◆ WHAT YOU SHOULD DO:
Repeat all entries exactly.

◆ SUPPLIED RECORDS:

────────────────

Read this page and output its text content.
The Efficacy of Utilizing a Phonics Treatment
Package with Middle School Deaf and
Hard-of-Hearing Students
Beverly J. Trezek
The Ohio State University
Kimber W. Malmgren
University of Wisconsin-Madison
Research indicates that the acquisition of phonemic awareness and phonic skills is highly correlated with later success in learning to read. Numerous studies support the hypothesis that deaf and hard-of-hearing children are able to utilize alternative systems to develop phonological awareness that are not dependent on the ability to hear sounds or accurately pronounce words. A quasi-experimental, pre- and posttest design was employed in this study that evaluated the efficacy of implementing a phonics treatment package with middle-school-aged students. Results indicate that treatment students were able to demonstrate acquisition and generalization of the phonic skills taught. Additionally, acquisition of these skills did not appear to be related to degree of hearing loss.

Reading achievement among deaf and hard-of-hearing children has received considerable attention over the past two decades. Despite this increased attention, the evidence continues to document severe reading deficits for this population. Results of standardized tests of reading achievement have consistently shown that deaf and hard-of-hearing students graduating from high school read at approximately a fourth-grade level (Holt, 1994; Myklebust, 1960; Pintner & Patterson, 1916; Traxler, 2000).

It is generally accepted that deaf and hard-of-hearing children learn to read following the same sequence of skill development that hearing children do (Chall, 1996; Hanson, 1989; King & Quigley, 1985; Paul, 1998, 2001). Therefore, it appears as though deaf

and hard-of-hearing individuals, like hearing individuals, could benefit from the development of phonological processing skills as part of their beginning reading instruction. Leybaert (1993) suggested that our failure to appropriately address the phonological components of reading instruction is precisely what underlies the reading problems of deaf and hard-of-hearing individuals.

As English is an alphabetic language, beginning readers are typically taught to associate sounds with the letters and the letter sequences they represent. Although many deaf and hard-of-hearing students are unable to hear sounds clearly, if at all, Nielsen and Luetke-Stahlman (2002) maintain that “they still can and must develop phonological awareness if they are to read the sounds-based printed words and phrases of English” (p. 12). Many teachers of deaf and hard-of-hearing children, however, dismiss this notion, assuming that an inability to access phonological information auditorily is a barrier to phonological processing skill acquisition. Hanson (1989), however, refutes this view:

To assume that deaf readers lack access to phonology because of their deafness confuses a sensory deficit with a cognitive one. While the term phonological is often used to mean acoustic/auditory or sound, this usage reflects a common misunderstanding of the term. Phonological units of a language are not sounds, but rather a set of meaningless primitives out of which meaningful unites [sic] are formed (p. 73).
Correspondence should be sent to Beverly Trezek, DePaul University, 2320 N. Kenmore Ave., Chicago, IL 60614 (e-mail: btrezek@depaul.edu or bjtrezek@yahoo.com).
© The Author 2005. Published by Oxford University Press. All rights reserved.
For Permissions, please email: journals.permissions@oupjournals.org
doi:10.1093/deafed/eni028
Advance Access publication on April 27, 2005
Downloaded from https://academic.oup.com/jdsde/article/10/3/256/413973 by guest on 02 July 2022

────────────────

◆ FINISHED TASK:
Read this page and output its text content.
The Efficacy of Utilizing a Phonics Treatment
Package with Middle School Deaf and
Hard-of-Hearing Students
Beverly J. Trezek
The Ohio State University
Kimber W. Malmgren
University of Wisconsin-Madison
Research indicates that the acquisition of phonemic awareness and phonic skills is highly correlated with later success in learning to read. Numerous studies support the hypothesis that deaf and hard-of-hearing children are able to utilize alternative systems to develop phonological awareness that are not dependent on the ability to hear sounds or accurately pronounce words. A quasi-experimental, pre- and posttest design was employed in this study that evaluated the efficacy of implementing a phonics treatment package with middle-school-aged students. Results indicate that treatment students were able to demonstrate acquisition and generalization of the phonic skills taught. Additionally, acquisition of these skills did not appear to be related to degree of hearing loss.

Reading achievement among deaf and hard-of-hearing children has received considerable attention over the past two decades. Despite this increased attention, the evidence continues to document severe reading deficits for this population. Results of standardized tests of reading achievement have consistently shown that deaf and hard-of-hearing students graduating from high school read at approximately a fourth-grade level (Holt, 1994; Myklebust, 1960; Pintner & Patterson, 1916; Traxler, 2000).

It is generally accepted that deaf and hard-of-hearing children learn to read following the same sequence of skill development that hearing children do (Chall, 1996; Hanson, 1989; King & Quigley, 1985; Paul, 1998, 2001). Therefore, it appears as though deaf

and hard-of-hearing individuals, like hearing individuals, could benefit from the development of phonological processing skills as part of their beginning reading instruction. Leybaert (1993) suggested that our failure to appropriately address the phonological components of reading instruction is precisely what underlies the reading problems of deaf and hard-of-hearing individuals.

As English is an alphabetic language, beginning readers are typically taught to associate sounds with the letters and the letter sequences they represent. Although many deaf and hard-of-hearing students are unable to hear sounds clearly, if at all, Nielsen and Luetke-Stahlman (2002) maintain that “they still can and must develop phonological awareness if they are to read the sounds-based printed words and phrases of English” (p. 12). Many teachers of deaf and hard-of-hearing children, however, dismiss this notion, assuming that an inability to access phonological information auditorily is a barrier to phonological processing skill acquisition. Hanson (1989), however, refutes this view:

To assume that deaf readers lack access to phonology because of their deafness confuses a sensory deficit with a cognitive one. While the term phonological is often used to mean acoustic/auditory or sound, this usage reflects a common misunderstanding of the term. Phonological units of a language are not sounds, but rather a set of meaningless primitives out of which meaningful unites [sic] are formed (p. 73).
Correspondence should be sent to Beverly Trezek, DePaul University, 2320 N. Kenmore Ave., Chicago, IL 60614 (e-mail: btrezek@depaul.edu or bjtrezek@yahoo.com).
© The Author 2005. Published by Oxford University Press. All rights reserved.
For Permissions, please email: journals.permissions@oupjournals.org
doi:10.1093/deafed/eni028
Advance Access publication on April 27, 2005
Downloaded from https://academic.oup.com/jdsde/article/10/3/256/413973 by guest on 02 July 2022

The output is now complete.